[Recorded data]
================

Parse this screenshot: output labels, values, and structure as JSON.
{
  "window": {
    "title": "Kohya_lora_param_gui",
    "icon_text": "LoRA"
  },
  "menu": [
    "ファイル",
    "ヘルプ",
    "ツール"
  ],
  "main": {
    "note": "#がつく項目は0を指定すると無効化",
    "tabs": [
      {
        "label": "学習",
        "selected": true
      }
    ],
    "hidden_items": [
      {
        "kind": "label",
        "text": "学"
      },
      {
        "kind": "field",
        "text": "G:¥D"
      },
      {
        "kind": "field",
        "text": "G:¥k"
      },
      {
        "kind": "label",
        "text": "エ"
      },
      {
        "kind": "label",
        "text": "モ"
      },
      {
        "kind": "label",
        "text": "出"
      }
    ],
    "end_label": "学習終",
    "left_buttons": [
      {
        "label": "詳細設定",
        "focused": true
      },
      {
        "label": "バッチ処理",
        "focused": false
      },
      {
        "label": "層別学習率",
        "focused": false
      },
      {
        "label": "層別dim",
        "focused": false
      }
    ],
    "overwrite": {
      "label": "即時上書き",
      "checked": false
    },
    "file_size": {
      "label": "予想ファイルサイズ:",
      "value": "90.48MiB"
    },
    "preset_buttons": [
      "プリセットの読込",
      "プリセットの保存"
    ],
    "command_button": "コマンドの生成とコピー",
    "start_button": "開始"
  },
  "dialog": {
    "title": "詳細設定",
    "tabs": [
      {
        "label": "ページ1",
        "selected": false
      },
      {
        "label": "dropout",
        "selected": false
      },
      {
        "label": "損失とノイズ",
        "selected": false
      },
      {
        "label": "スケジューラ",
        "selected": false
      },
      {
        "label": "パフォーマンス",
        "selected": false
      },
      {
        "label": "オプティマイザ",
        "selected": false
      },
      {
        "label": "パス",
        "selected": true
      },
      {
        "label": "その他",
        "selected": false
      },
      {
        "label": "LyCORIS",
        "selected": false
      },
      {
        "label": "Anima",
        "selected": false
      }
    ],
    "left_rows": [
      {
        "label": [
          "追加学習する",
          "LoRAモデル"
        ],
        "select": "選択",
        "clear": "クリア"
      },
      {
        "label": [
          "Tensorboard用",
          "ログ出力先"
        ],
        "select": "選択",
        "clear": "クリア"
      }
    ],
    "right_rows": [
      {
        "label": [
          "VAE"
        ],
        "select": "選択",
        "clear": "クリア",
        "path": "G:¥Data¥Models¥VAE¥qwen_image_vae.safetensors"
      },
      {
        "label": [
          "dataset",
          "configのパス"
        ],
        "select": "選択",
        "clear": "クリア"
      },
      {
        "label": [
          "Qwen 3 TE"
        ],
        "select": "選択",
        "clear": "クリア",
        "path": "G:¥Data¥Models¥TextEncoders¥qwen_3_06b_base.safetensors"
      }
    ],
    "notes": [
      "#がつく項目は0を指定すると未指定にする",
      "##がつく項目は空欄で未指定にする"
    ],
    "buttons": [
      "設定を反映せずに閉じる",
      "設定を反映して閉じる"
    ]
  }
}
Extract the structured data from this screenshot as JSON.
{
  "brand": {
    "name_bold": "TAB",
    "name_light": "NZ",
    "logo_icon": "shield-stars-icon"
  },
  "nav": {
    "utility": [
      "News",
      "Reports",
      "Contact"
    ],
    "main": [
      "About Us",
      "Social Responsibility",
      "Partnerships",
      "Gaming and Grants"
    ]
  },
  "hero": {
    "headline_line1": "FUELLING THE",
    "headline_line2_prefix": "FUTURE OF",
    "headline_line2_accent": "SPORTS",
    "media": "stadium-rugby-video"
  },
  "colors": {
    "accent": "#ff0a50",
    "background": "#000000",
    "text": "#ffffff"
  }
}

================

● WHAT TO PRODUCE:
Filter out all lines lacking the word "title" and copy the rest.

● RESPONSE TO THIS TASK:
    "title": "Kohya_lora_param_gui",
    "title": "詳細設定",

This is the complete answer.